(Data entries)
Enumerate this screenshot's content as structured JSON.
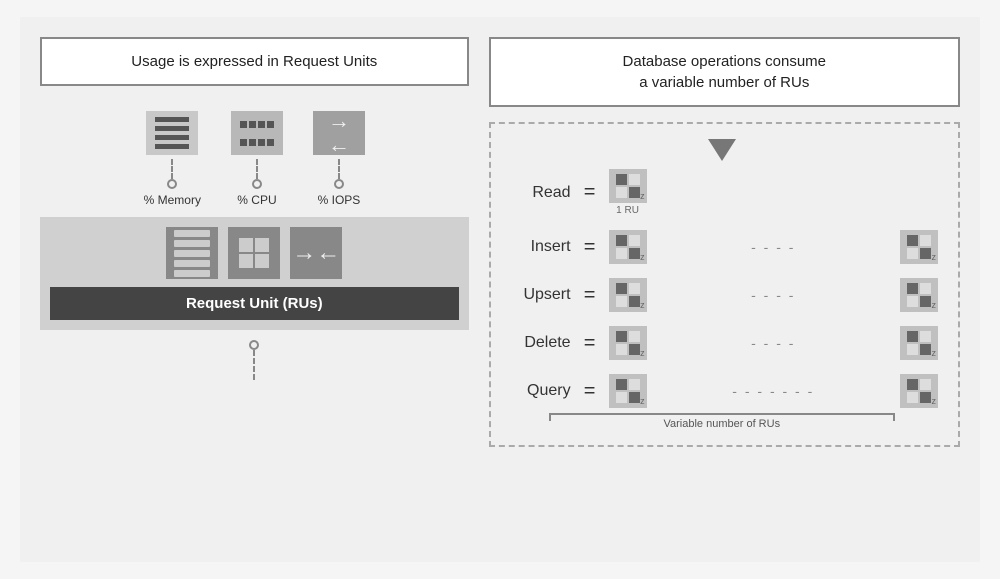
{
  "left": {
    "title": "Usage is expressed in Request Units",
    "icons": [
      {
        "id": "memory",
        "label": "% Memory"
      },
      {
        "id": "cpu",
        "label": "% CPU"
      },
      {
        "id": "iops",
        "label": "% IOPS"
      }
    ],
    "ru_label": "Request Unit (RUs)"
  },
  "right": {
    "title": "Database operations consume\na variable number of RUs",
    "operations": [
      {
        "label": "Read",
        "ru_label": "1 RU",
        "has_range": false
      },
      {
        "label": "Insert",
        "ru_label": "",
        "has_range": true
      },
      {
        "label": "Upsert",
        "ru_label": "",
        "has_range": true
      },
      {
        "label": "Delete",
        "ru_label": "",
        "has_range": true
      },
      {
        "label": "Query",
        "ru_label": "",
        "has_range": true,
        "long_dash": true
      }
    ],
    "variable_label": "Variable number of RUs"
  }
}
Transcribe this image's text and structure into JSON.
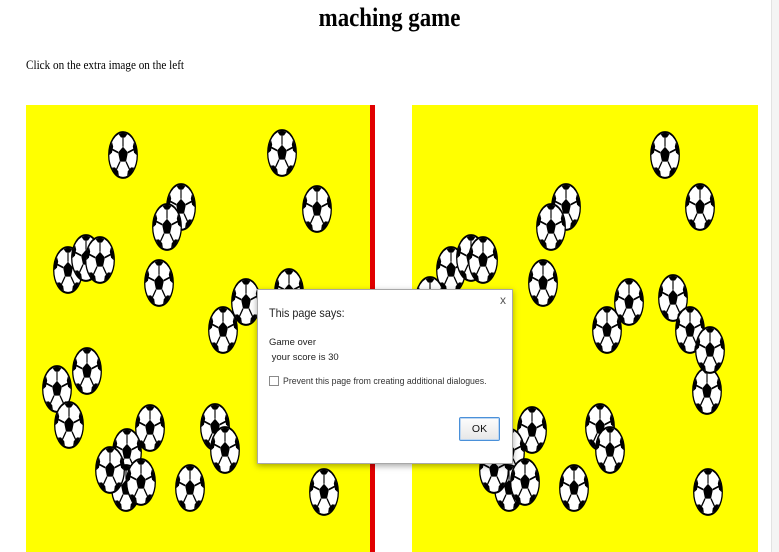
{
  "page": {
    "title": "maching game",
    "instructions": "Click on the extra image on the left"
  },
  "colors": {
    "board": "#ffff00",
    "divider": "#e10000",
    "ball_fill": "#ffffff",
    "ball_patch": "#000000"
  },
  "boards": {
    "left": {
      "ball_icon": "soccer-ball-icon",
      "ball_count": 26
    },
    "right": {
      "ball_icon": "soccer-ball-icon",
      "ball_count": 25
    }
  },
  "dialog": {
    "title": "This page says:",
    "message_line1": "Game over",
    "message_line2": " your score is 30",
    "checkbox_label": "Prevent this page from creating additional dialogues.",
    "checkbox_checked": false,
    "ok_label": "OK",
    "close_label": "x"
  }
}
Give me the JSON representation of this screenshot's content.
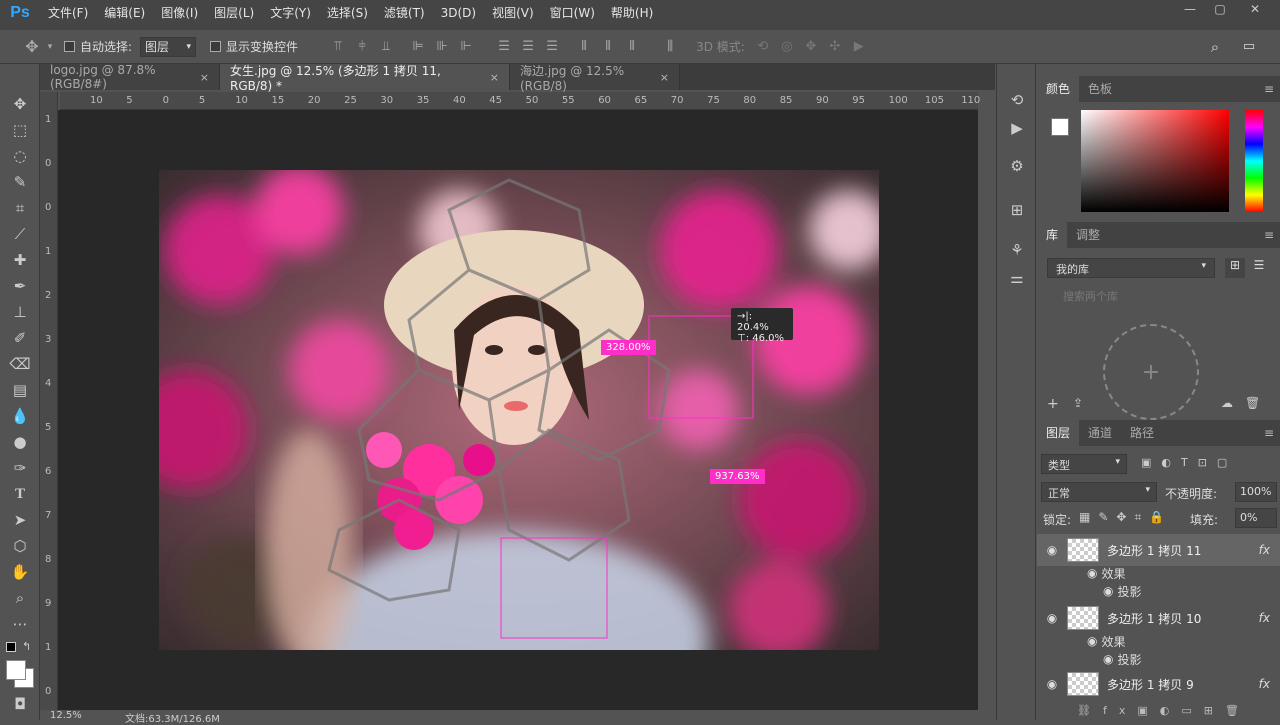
{
  "app": {
    "logo": "Ps"
  },
  "menu": [
    "文件(F)",
    "编辑(E)",
    "图像(I)",
    "图层(L)",
    "文字(Y)",
    "选择(S)",
    "滤镜(T)",
    "3D(D)",
    "视图(V)",
    "窗口(W)",
    "帮助(H)"
  ],
  "options": {
    "auto_select": "自动选择:",
    "auto_select_target": "图层",
    "show_transform": "显示变换控件",
    "mode_3d": "3D 模式:"
  },
  "tabs": [
    {
      "label": "logo.jpg @ 87.8%(RGB/8#)",
      "close": "×"
    },
    {
      "label": "女生.jpg @ 12.5% (多边形 1 拷贝 11, RGB/8) *",
      "close": "×"
    },
    {
      "label": "海边.jpg @ 12.5%(RGB/8)",
      "close": "×"
    }
  ],
  "ruler": {
    "top": [
      "10",
      "5",
      "0",
      "5",
      "10",
      "15",
      "20",
      "25",
      "30",
      "35",
      "40",
      "45",
      "50",
      "55",
      "60",
      "65",
      "70",
      "75",
      "80",
      "85",
      "90",
      "95",
      "100",
      "105",
      "110"
    ],
    "left": [
      "1",
      "0",
      "0",
      "1",
      "2",
      "3",
      "4",
      "5",
      "6",
      "7",
      "8",
      "9",
      "1",
      "0"
    ]
  },
  "canvas": {
    "label_1": "328.00%",
    "label_2": "937.63%",
    "tooltip_w": "→|: 20.4%",
    "tooltip_h": "⊤: 46.0%"
  },
  "color_panel": {
    "tab_color": "颜色",
    "tab_swatch": "色板",
    "accent": "#ff2ec8"
  },
  "library_panel": {
    "tab_library": "库",
    "tab_adjust": "调整",
    "my_library": "我的库",
    "search_placeholder": "搜索两个库"
  },
  "layers_panel": {
    "tab_layers": "图层",
    "tab_channels": "通道",
    "tab_paths": "路径",
    "filter": "类型",
    "blend": "正常",
    "opacity_label": "不透明度:",
    "opacity": "100%",
    "lock_label": "锁定:",
    "fill_label": "填充:",
    "fill": "0%",
    "layers": [
      {
        "name": "多边形 1 拷贝 11",
        "effects": "效果",
        "shadow": "投影"
      },
      {
        "name": "多边形 1 拷贝 10",
        "effects": "效果",
        "shadow": "投影"
      },
      {
        "name": "多边形 1 拷贝 9"
      }
    ]
  },
  "status": {
    "zoom": "12.5%",
    "doc": "文档:63.3M/126.6M"
  }
}
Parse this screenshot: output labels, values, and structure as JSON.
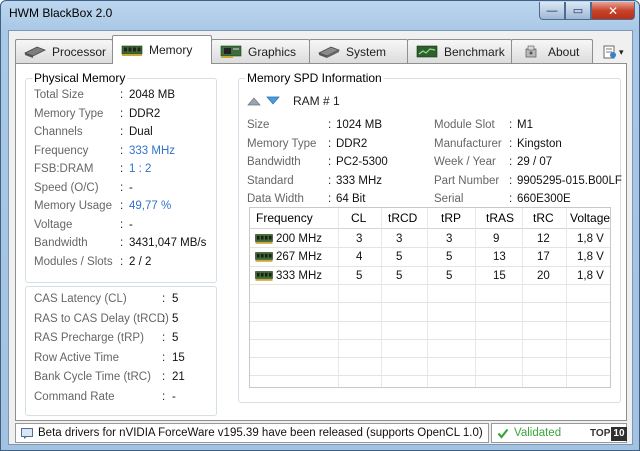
{
  "window": {
    "title": "HWM BlackBox 2.0",
    "min_glyph": "—",
    "max_glyph": "▭",
    "close_glyph": "✕"
  },
  "tabs": [
    {
      "label": "Processor",
      "icon": "cpu-icon"
    },
    {
      "label": "Memory",
      "icon": "memory-icon"
    },
    {
      "label": "Graphics",
      "icon": "graphics-card-icon"
    },
    {
      "label": "System",
      "icon": "system-icon"
    },
    {
      "label": "Benchmark",
      "icon": "benchmark-icon"
    },
    {
      "label": "About",
      "icon": "about-icon"
    }
  ],
  "menu_glyph": "▾",
  "physical_memory": {
    "title": "Physical Memory",
    "rows": [
      {
        "label": "Total Size",
        "value": "2048 MB"
      },
      {
        "label": "Memory Type",
        "value": "DDR2"
      },
      {
        "label": "Channels",
        "value": "Dual"
      },
      {
        "label": "Frequency",
        "value": "333 MHz"
      },
      {
        "label": "FSB:DRAM",
        "value": "1 : 2"
      },
      {
        "label": "Speed (O/C)",
        "value": "-"
      },
      {
        "label": "Memory Usage",
        "value": "49,77 %"
      },
      {
        "label": "Voltage",
        "value": "-"
      },
      {
        "label": "Bandwidth",
        "value": "3431,047 MB/s"
      },
      {
        "label": "Modules / Slots",
        "value": "2  /  2"
      }
    ]
  },
  "timings": {
    "rows": [
      {
        "label": "CAS Latency (CL)",
        "value": "5"
      },
      {
        "label": "RAS to CAS Delay (tRCD)",
        "value": "5"
      },
      {
        "label": "RAS Precharge (tRP)",
        "value": "5"
      },
      {
        "label": "Row Active Time",
        "value": "15"
      },
      {
        "label": "Bank Cycle Time (tRC)",
        "value": "21"
      },
      {
        "label": "Command Rate",
        "value": "-"
      }
    ]
  },
  "spd": {
    "title": "Memory SPD Information",
    "module": "RAM # 1",
    "left": [
      {
        "label": "Size",
        "value": "1024 MB"
      },
      {
        "label": "Memory Type",
        "value": "DDR2"
      },
      {
        "label": "Bandwidth",
        "value": "PC2-5300"
      },
      {
        "label": "Standard",
        "value": "333 MHz"
      },
      {
        "label": "Data Width",
        "value": "64 Bit"
      }
    ],
    "right": [
      {
        "label": "Module Slot",
        "value": "M1"
      },
      {
        "label": "Manufacturer",
        "value": "Kingston"
      },
      {
        "label": "Week / Year",
        "value": "29 / 07"
      },
      {
        "label": "Part Number",
        "value": "9905295-015.B00LF"
      },
      {
        "label": "Serial",
        "value": "660E300E"
      }
    ],
    "table": {
      "headers": [
        "Frequency",
        "CL",
        "tRCD",
        "tRP",
        "tRAS",
        "tRC",
        "Voltage"
      ],
      "rows": [
        [
          "200 MHz",
          "3",
          "3",
          "3",
          "9",
          "12",
          "1,8 V"
        ],
        [
          "267 MHz",
          "4",
          "5",
          "5",
          "13",
          "17",
          "1,8 V"
        ],
        [
          "333 MHz",
          "5",
          "5",
          "5",
          "15",
          "20",
          "1,8 V"
        ]
      ]
    }
  },
  "status": {
    "message": "Beta drivers for nVIDIA ForceWare v195.39 have been released (supports OpenCL 1.0)",
    "validated": "Validated",
    "badge_text": "TOP",
    "badge_num": "10"
  },
  "colors": {
    "accent_blue": "#3173c8",
    "validated_green": "#3aa63a"
  }
}
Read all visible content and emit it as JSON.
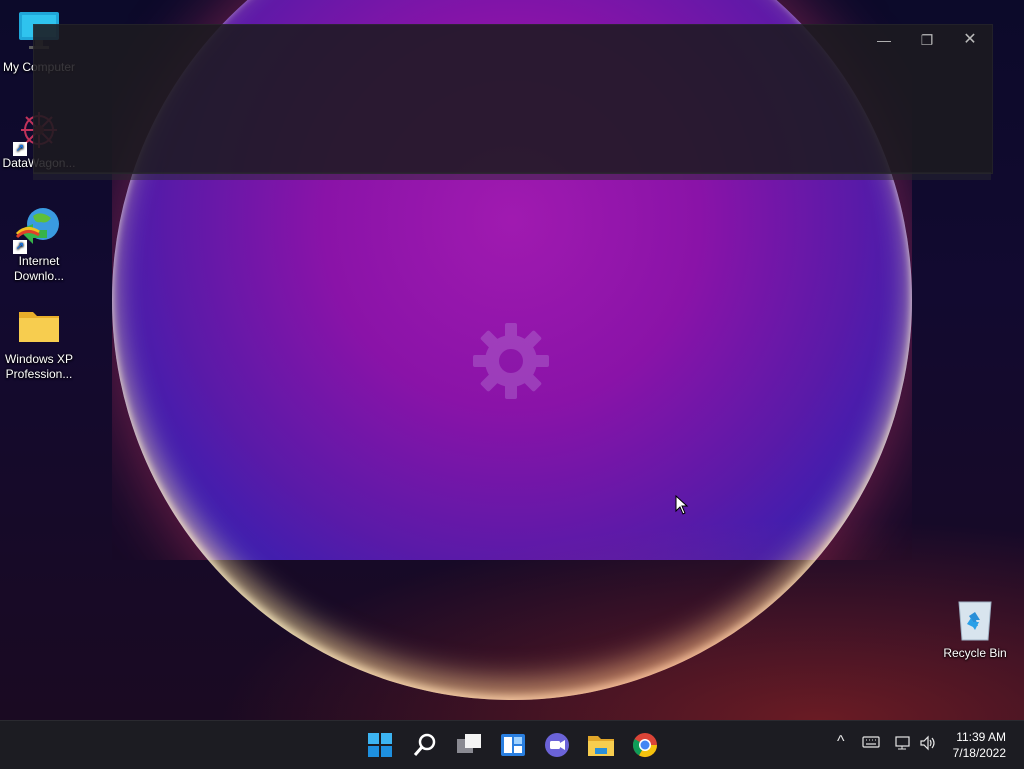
{
  "desktop": {
    "icons": [
      {
        "label": "My Computer"
      },
      {
        "label": "DataWagon..."
      },
      {
        "label_line1": "Internet",
        "label_line2": "Downlo..."
      },
      {
        "label_line1": "Windows XP",
        "label_line2": "Profession..."
      },
      {
        "label": "Recycle Bin"
      }
    ]
  },
  "window": {
    "minimize": "—",
    "maximize": "❐",
    "close": "✕"
  },
  "taskbar": {
    "apps": [
      {
        "name": "start-icon"
      },
      {
        "name": "search-icon"
      },
      {
        "name": "task-view-icon"
      },
      {
        "name": "widgets-icon"
      },
      {
        "name": "teams-chat-icon"
      },
      {
        "name": "file-explorer-icon"
      },
      {
        "name": "chrome-icon"
      }
    ],
    "tray": {
      "chevron": "^",
      "time": "11:39 AM",
      "date": "7/18/2022"
    }
  },
  "colors": {
    "taskbar_bg": "#1c1c22",
    "accent_blue": "#2aa7f0",
    "folder_yellow": "#f5c342"
  }
}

● Given exercise:
What is the number of lines in the data above that include the word "name"? Answer with that number only.

● Task solution:
10